**Exercise directions:** From the entries that follow, gather each line holding the word "gettare".

********************

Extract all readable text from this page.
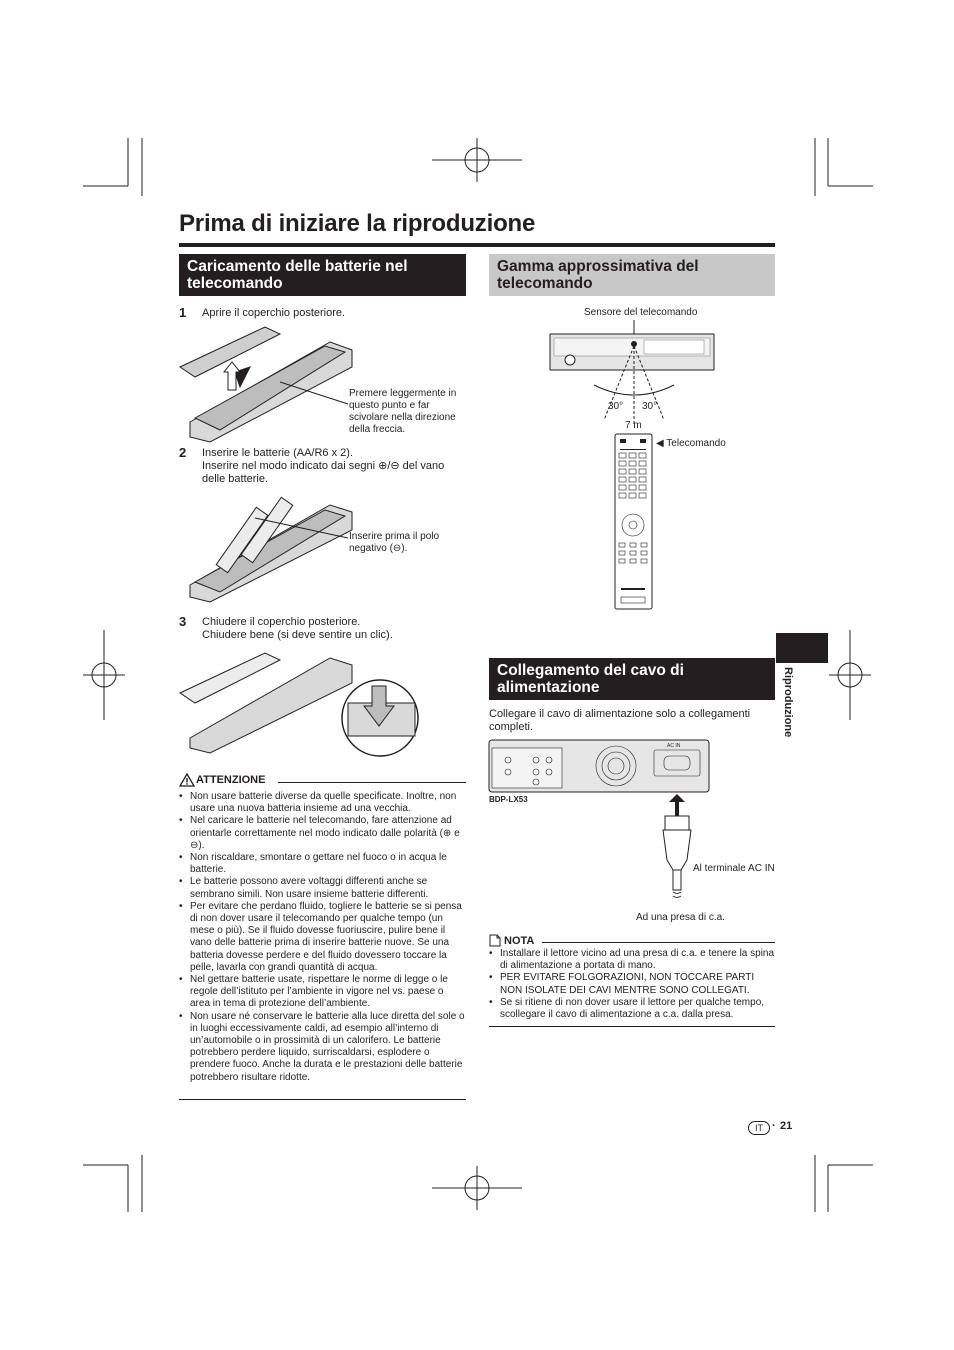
Prima di iniziare la riproduzione
Caricamento delle batterie nel telecomando
1 Aprire il coperchio posteriore.
Premere leggermente in questo punto e far scivolare nella direzione della freccia.
2 Inserire le batterie (AA/R6 x 2).
Inserire nel modo indicato dai segni ⊕/⊖ del vano delle batterie.
Inserire prima il polo negativo (⊖).
3 Chiudere il coperchio posteriore.
Chiudere bene (si deve sentire un clic).
ATTENZIONE
• Non usare batterie diverse da quelle specificate. Inoltre, non usare una nuova batteria insieme ad una vecchia.
• Nel caricare le batterie nel telecomando, fare attenzione ad orientarle correttamente nel modo indicato dalle polarità (⊕ e ⊖).
• Non riscaldare, smontare o gettare nel fuoco o in acqua le batterie.
• Le batterie possono avere voltaggi differenti anche se sembrano simili. Non usare insieme batterie differenti.
• Per evitare che perdano fluido, togliere le batterie se si pensa di non dover usare il telecomando per qualche tempo (un mese o più). Se il fluido dovesse fuoriuscire, pulire bene il vano delle batterie prima di inserire batterie nuove. Se una batteria dovesse perdere e del fluido dovessero toccare la pelle, lavarla con grandi quantità di acqua.
• Nel gettare batterie usate, rispettare le norme di legge o le regole dell’istituto per l’ambiente in vigore nel vs. paese o area in tema di protezione dell’ambiente.
• Non usare né conservare le batterie alla luce diretta del sole o in luoghi eccessivamente caldi, ad esempio all’interno di un’automobile o in prossimità di un calorifero. Le batterie potrebbero perdere liquido, surriscaldarsi, esplodere o prendere fuoco. Anche la durata e le prestazioni delle batterie potrebbero risultare ridotte.
Gamma approssimativa del telecomando
Sensore del telecomando
30° 30°
7 m
◀ Telecomando
Collegamento del cavo di alimentazione
Collegare il cavo di alimentazione solo a collegamenti completi.
AC IN
BDP-LX53
Al terminale AC IN
Ad una presa di c.a.
NOTA
• Installare il lettore vicino ad una presa di c.a. e tenere la spina di alimentazione a portata di mano.
• PER EVITARE FOLGORAZIONI, NON TOCCARE PARTI NON ISOLATE DEI CAVI MENTRE SONO COLLEGATI.
• Se si ritiene di non dover usare il lettore per qualche tempo, scollegare il cavo di alimentazione a c.a. dalla presa.
Riproduzione
IT · 21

********************

**Output of the task:**
• Non riscaldare, smontare o gettare nel fuoco o in acqua le batterie.
• Nel gettare batterie usate, rispettare le norme di legge o le regole dell’istituto per l’ambiente in vigore nel vs. paese o area in tema di protezione dell’ambiente.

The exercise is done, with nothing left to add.